TASK INPUT:

------------------------------------------------------------

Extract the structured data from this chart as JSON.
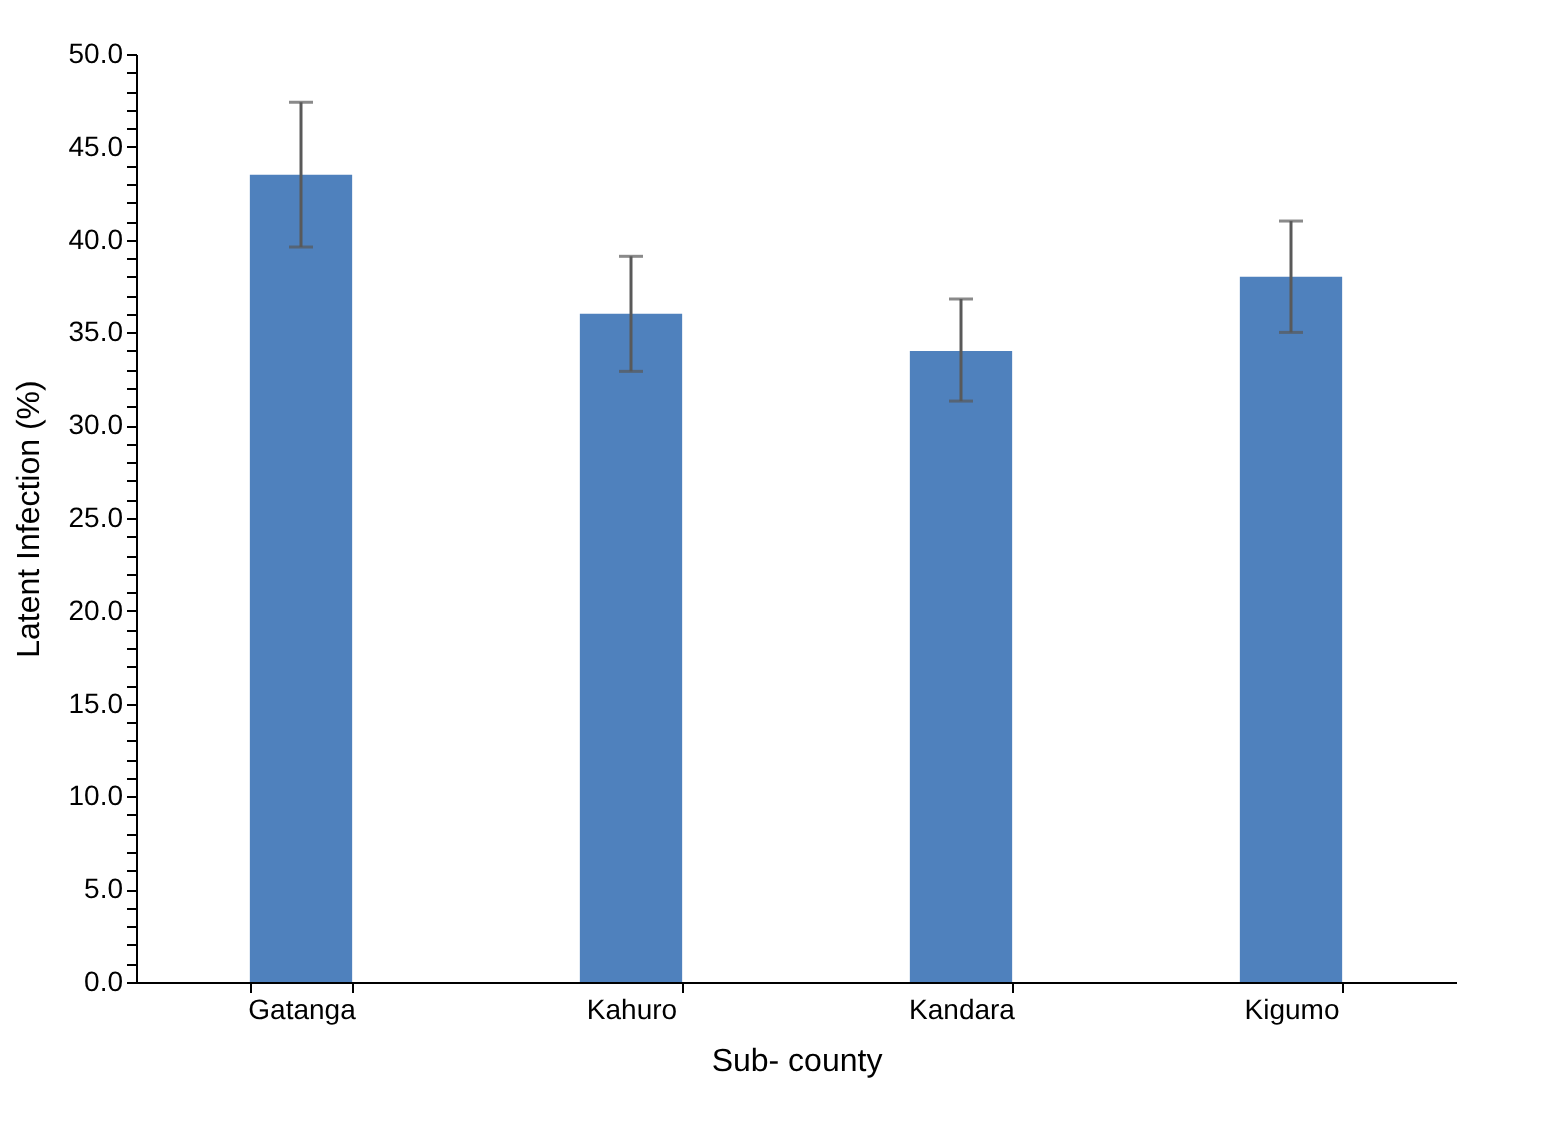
{
  "chart_data": {
    "type": "bar",
    "xlabel": "Sub- county",
    "ylabel": "Latent Infection (%)",
    "categories": [
      "Gatanga",
      "Kahuro",
      "Kandara",
      "Kigumo"
    ],
    "series": [
      {
        "color": "#4f81bd",
        "values": [
          43.5,
          36.0,
          34.0,
          38.0
        ],
        "errors": [
          [
            39.6,
            47.4
          ],
          [
            32.9,
            39.1
          ],
          [
            31.3,
            36.8
          ],
          [
            35.0,
            41.0
          ]
        ]
      }
    ],
    "ylim": [
      0,
      50
    ],
    "yticks": [
      {
        "value": 0,
        "label": "0.0"
      },
      {
        "value": 1,
        "label": null
      },
      {
        "value": 2,
        "label": null
      },
      {
        "value": 3,
        "label": null
      },
      {
        "value": 4,
        "label": null
      },
      {
        "value": 5,
        "label": "5.0"
      },
      {
        "value": 6,
        "label": null
      },
      {
        "value": 7,
        "label": null
      },
      {
        "value": 8,
        "label": null
      },
      {
        "value": 9,
        "label": null
      },
      {
        "value": 10,
        "label": "10.0"
      },
      {
        "value": 11,
        "label": null
      },
      {
        "value": 12,
        "label": null
      },
      {
        "value": 13,
        "label": null
      },
      {
        "value": 14,
        "label": null
      },
      {
        "value": 15,
        "label": "15.0"
      },
      {
        "value": 16,
        "label": null
      },
      {
        "value": 17,
        "label": null
      },
      {
        "value": 18,
        "label": null
      },
      {
        "value": 19,
        "label": null
      },
      {
        "value": 20,
        "label": "20.0"
      },
      {
        "value": 21,
        "label": null
      },
      {
        "value": 22,
        "label": null
      },
      {
        "value": 23,
        "label": null
      },
      {
        "value": 24,
        "label": null
      },
      {
        "value": 25,
        "label": "25.0"
      },
      {
        "value": 26,
        "label": null
      },
      {
        "value": 27,
        "label": null
      },
      {
        "value": 28,
        "label": null
      },
      {
        "value": 29,
        "label": null
      },
      {
        "value": 30,
        "label": "30.0"
      },
      {
        "value": 31,
        "label": null
      },
      {
        "value": 32,
        "label": null
      },
      {
        "value": 33,
        "label": null
      },
      {
        "value": 34,
        "label": null
      },
      {
        "value": 35,
        "label": "35.0"
      },
      {
        "value": 36,
        "label": null
      },
      {
        "value": 37,
        "label": null
      },
      {
        "value": 38,
        "label": null
      },
      {
        "value": 39,
        "label": null
      },
      {
        "value": 40,
        "label": "40.0"
      },
      {
        "value": 41,
        "label": null
      },
      {
        "value": 42,
        "label": null
      },
      {
        "value": 43,
        "label": null
      },
      {
        "value": 44,
        "label": null
      },
      {
        "value": 45,
        "label": "45.0"
      },
      {
        "value": 46,
        "label": null
      },
      {
        "value": 47,
        "label": null
      },
      {
        "value": 48,
        "label": null
      },
      {
        "value": 49,
        "label": null
      },
      {
        "value": 50,
        "label": "50.0"
      }
    ],
    "grid": false,
    "legend": false
  }
}
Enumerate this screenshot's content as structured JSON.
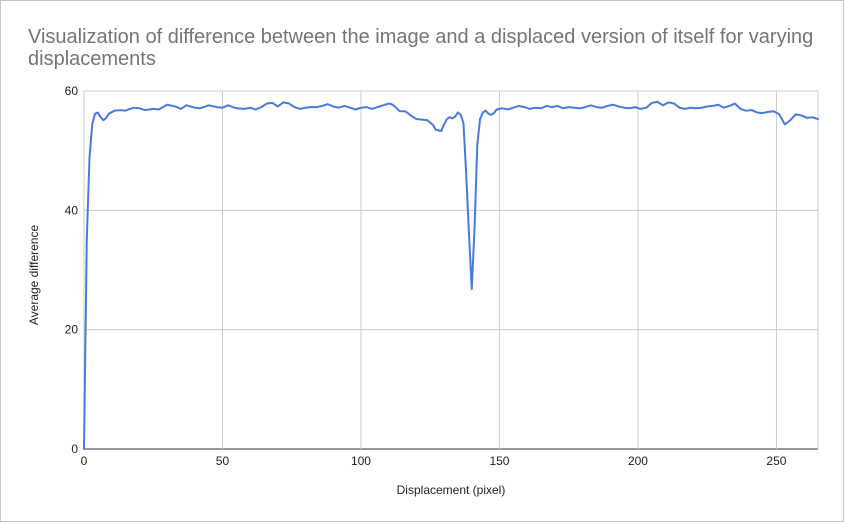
{
  "chart_data": {
    "type": "line",
    "title": "Visualization of difference between the image and a displaced version of itself for varying displacements",
    "xlabel": "Displacement (pixel)",
    "ylabel": "Average difference",
    "xlim": [
      0,
      265
    ],
    "ylim": [
      0,
      60
    ],
    "xticks": [
      "0",
      "50",
      "100",
      "150",
      "200",
      "250"
    ],
    "yticks": [
      "0",
      "20",
      "40",
      "60"
    ],
    "grid": true,
    "legend": "none",
    "series": [
      {
        "color": "#4a7bdc",
        "points": [
          [
            0,
            0
          ],
          [
            1,
            35
          ],
          [
            2,
            49
          ],
          [
            3,
            54.5
          ],
          [
            4,
            56.2
          ],
          [
            5,
            56.4
          ],
          [
            6,
            55.6
          ],
          [
            7,
            55.1
          ],
          [
            8,
            55.5
          ],
          [
            9,
            56.2
          ],
          [
            11,
            56.7
          ],
          [
            13,
            56.8
          ],
          [
            15,
            56.7
          ],
          [
            16,
            56.9
          ],
          [
            18,
            57.2
          ],
          [
            20,
            57.1
          ],
          [
            22,
            56.8
          ],
          [
            25,
            57.0
          ],
          [
            27,
            56.9
          ],
          [
            30,
            57.7
          ],
          [
            33,
            57.4
          ],
          [
            35,
            57.0
          ],
          [
            37,
            57.6
          ],
          [
            40,
            57.2
          ],
          [
            42,
            57.1
          ],
          [
            45,
            57.6
          ],
          [
            48,
            57.3
          ],
          [
            50,
            57.2
          ],
          [
            52,
            57.6
          ],
          [
            55,
            57.1
          ],
          [
            58,
            57.0
          ],
          [
            60,
            57.2
          ],
          [
            62,
            56.9
          ],
          [
            64,
            57.3
          ],
          [
            66,
            57.9
          ],
          [
            68,
            58.0
          ],
          [
            70,
            57.4
          ],
          [
            72,
            58.1
          ],
          [
            74,
            57.9
          ],
          [
            76,
            57.3
          ],
          [
            78,
            57.0
          ],
          [
            80,
            57.2
          ],
          [
            82,
            57.3
          ],
          [
            84,
            57.3
          ],
          [
            86,
            57.5
          ],
          [
            88,
            57.8
          ],
          [
            90,
            57.4
          ],
          [
            92,
            57.2
          ],
          [
            94,
            57.5
          ],
          [
            96,
            57.2
          ],
          [
            98,
            56.9
          ],
          [
            100,
            57.2
          ],
          [
            102,
            57.3
          ],
          [
            104,
            57.0
          ],
          [
            106,
            57.3
          ],
          [
            108,
            57.6
          ],
          [
            110,
            57.9
          ],
          [
            111,
            57.8
          ],
          [
            112,
            57.5
          ],
          [
            114,
            56.6
          ],
          [
            116,
            56.6
          ],
          [
            118,
            55.9
          ],
          [
            120,
            55.3
          ],
          [
            122,
            55.2
          ],
          [
            124,
            55.1
          ],
          [
            126,
            54.3
          ],
          [
            127,
            53.5
          ],
          [
            129,
            53.3
          ],
          [
            130,
            54.4
          ],
          [
            131,
            55.3
          ],
          [
            132,
            55.6
          ],
          [
            133,
            55.4
          ],
          [
            134,
            55.7
          ],
          [
            135,
            56.4
          ],
          [
            136,
            56.0
          ],
          [
            137,
            54.6
          ],
          [
            138,
            46.0
          ],
          [
            139,
            36.0
          ],
          [
            140,
            26.8
          ],
          [
            141,
            37.0
          ],
          [
            142,
            51.0
          ],
          [
            143,
            55.3
          ],
          [
            144,
            56.4
          ],
          [
            145,
            56.7
          ],
          [
            146,
            56.2
          ],
          [
            147,
            56.0
          ],
          [
            148,
            56.3
          ],
          [
            149,
            56.9
          ],
          [
            151,
            57.1
          ],
          [
            153,
            56.9
          ],
          [
            155,
            57.2
          ],
          [
            157,
            57.5
          ],
          [
            159,
            57.3
          ],
          [
            161,
            57.0
          ],
          [
            163,
            57.2
          ],
          [
            165,
            57.1
          ],
          [
            167,
            57.5
          ],
          [
            169,
            57.3
          ],
          [
            171,
            57.5
          ],
          [
            173,
            57.1
          ],
          [
            175,
            57.3
          ],
          [
            177,
            57.2
          ],
          [
            179,
            57.1
          ],
          [
            181,
            57.3
          ],
          [
            183,
            57.6
          ],
          [
            185,
            57.3
          ],
          [
            187,
            57.2
          ],
          [
            189,
            57.5
          ],
          [
            191,
            57.7
          ],
          [
            193,
            57.4
          ],
          [
            195,
            57.2
          ],
          [
            197,
            57.1
          ],
          [
            199,
            57.3
          ],
          [
            201,
            57.0
          ],
          [
            203,
            57.2
          ],
          [
            205,
            58.0
          ],
          [
            207,
            58.2
          ],
          [
            209,
            57.6
          ],
          [
            211,
            58.1
          ],
          [
            213,
            57.9
          ],
          [
            215,
            57.2
          ],
          [
            217,
            57.0
          ],
          [
            219,
            57.2
          ],
          [
            221,
            57.1
          ],
          [
            223,
            57.2
          ],
          [
            225,
            57.4
          ],
          [
            227,
            57.5
          ],
          [
            229,
            57.7
          ],
          [
            231,
            57.2
          ],
          [
            233,
            57.5
          ],
          [
            235,
            57.9
          ],
          [
            237,
            57.0
          ],
          [
            239,
            56.7
          ],
          [
            241,
            56.8
          ],
          [
            243,
            56.4
          ],
          [
            245,
            56.3
          ],
          [
            247,
            56.5
          ],
          [
            249,
            56.6
          ],
          [
            251,
            56.1
          ],
          [
            253,
            54.4
          ],
          [
            255,
            55.1
          ],
          [
            257,
            56.1
          ],
          [
            259,
            55.9
          ],
          [
            261,
            55.5
          ],
          [
            263,
            55.6
          ],
          [
            265,
            55.3
          ]
        ]
      }
    ]
  }
}
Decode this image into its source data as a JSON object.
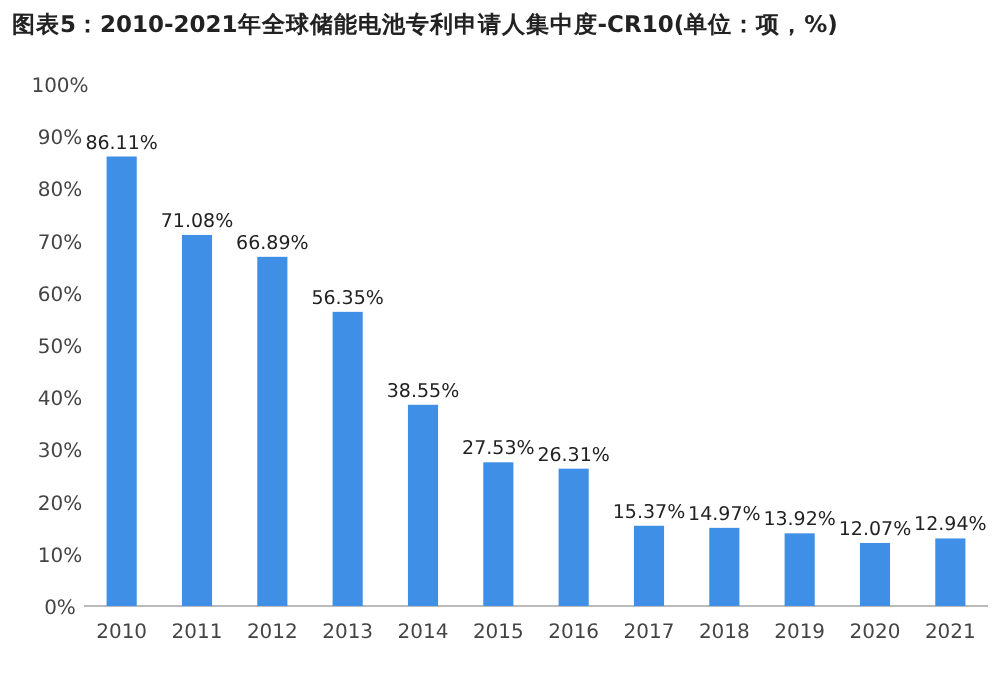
{
  "chart_data": {
    "type": "bar",
    "title": "图表5：2010-2021年全球储能电池专利申请人集中度-CR10(单位：项，%)",
    "categories": [
      "2010",
      "2011",
      "2012",
      "2013",
      "2014",
      "2015",
      "2016",
      "2017",
      "2018",
      "2019",
      "2020",
      "2021"
    ],
    "values": [
      86.11,
      71.08,
      66.89,
      56.35,
      38.55,
      27.53,
      26.31,
      15.37,
      14.97,
      13.92,
      12.07,
      12.94
    ],
    "value_labels": [
      "86.11%",
      "71.08%",
      "66.89%",
      "56.35%",
      "38.55%",
      "27.53%",
      "26.31%",
      "15.37%",
      "14.97%",
      "13.92%",
      "12.07%",
      "12.94%"
    ],
    "color": "#3f8fe6",
    "ylim": [
      0,
      100
    ],
    "yticks": [
      {
        "value": 0,
        "label": "0%"
      },
      {
        "value": 10,
        "label": "10%"
      },
      {
        "value": 20,
        "label": "20%"
      },
      {
        "value": 30,
        "label": "30%"
      },
      {
        "value": 40,
        "label": "40%"
      },
      {
        "value": 50,
        "label": "50%"
      },
      {
        "value": 60,
        "label": "60%"
      },
      {
        "value": 70,
        "label": "70%"
      },
      {
        "value": 80,
        "label": "80%"
      },
      {
        "value": 90,
        "label": "90%"
      },
      {
        "value": 100,
        "label": "100%"
      }
    ],
    "grid": false
  }
}
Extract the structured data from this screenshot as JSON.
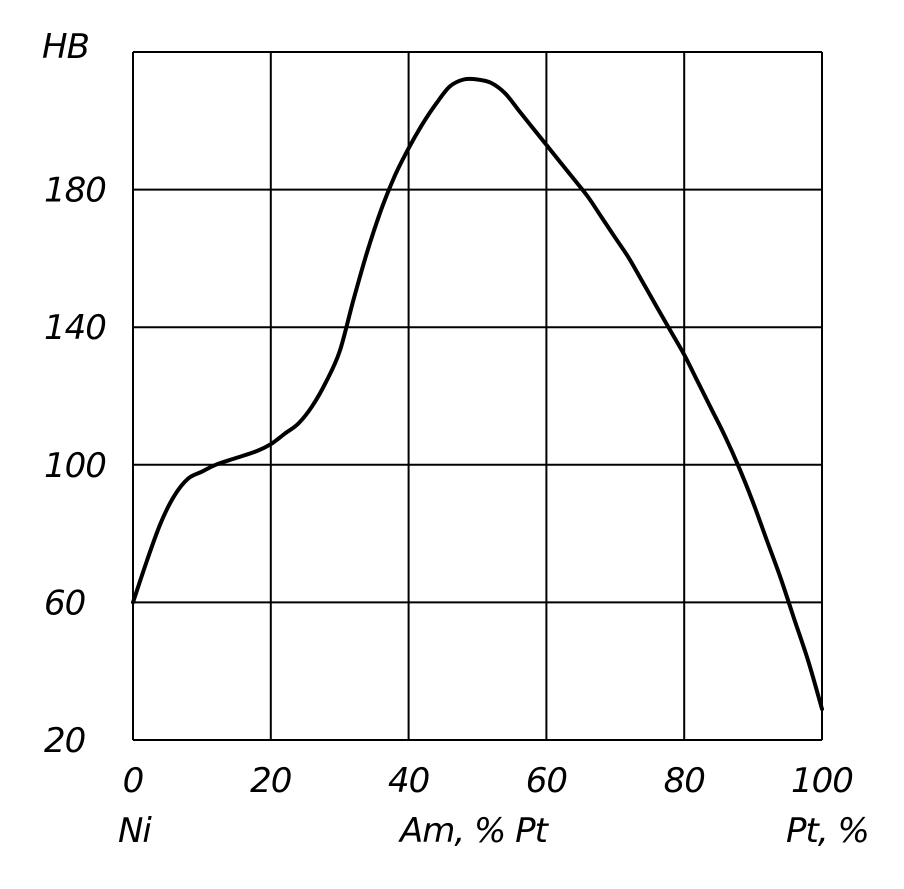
{
  "chart_data": {
    "type": "line",
    "ylabel": "HB",
    "x_ticks": [
      "0",
      "20",
      "40",
      "60",
      "80",
      "100"
    ],
    "y_ticks": [
      "20",
      "60",
      "100",
      "140",
      "180"
    ],
    "xlim": [
      0,
      100
    ],
    "ylim": [
      20,
      220
    ],
    "grid": true,
    "bottom_labels": {
      "left": "Ni",
      "center": "Am, % Pt",
      "right": "Pt, %"
    },
    "series": [
      {
        "x": [
          0,
          2,
          4,
          6,
          8,
          10,
          12,
          15,
          18,
          20,
          22,
          24,
          26,
          28,
          30,
          32,
          34,
          36,
          38,
          40,
          42,
          44,
          46,
          48,
          50,
          52,
          54,
          56,
          58,
          60,
          62,
          64,
          66,
          68,
          70,
          72,
          74,
          76,
          78,
          80,
          82,
          84,
          86,
          88,
          90,
          92,
          94,
          96,
          98,
          100
        ],
        "y": [
          60,
          72,
          83,
          91,
          96,
          98,
          100,
          102,
          104,
          106,
          109,
          112,
          117,
          124,
          133,
          148,
          162,
          174,
          184,
          192,
          199,
          205,
          210,
          212,
          212,
          211,
          208,
          203,
          198,
          193,
          188,
          183,
          178,
          172,
          166,
          160,
          153,
          146,
          139,
          132,
          124,
          116,
          108,
          99,
          89,
          78,
          67,
          55,
          43,
          29
        ]
      }
    ],
    "line_color": "#000000",
    "grid_color": "#000000"
  }
}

------------------------------------------------------------

YOUR GOAL: Give only the number of lines in the entries above that hold the string "from".

WRITTEN RESPONSE: 2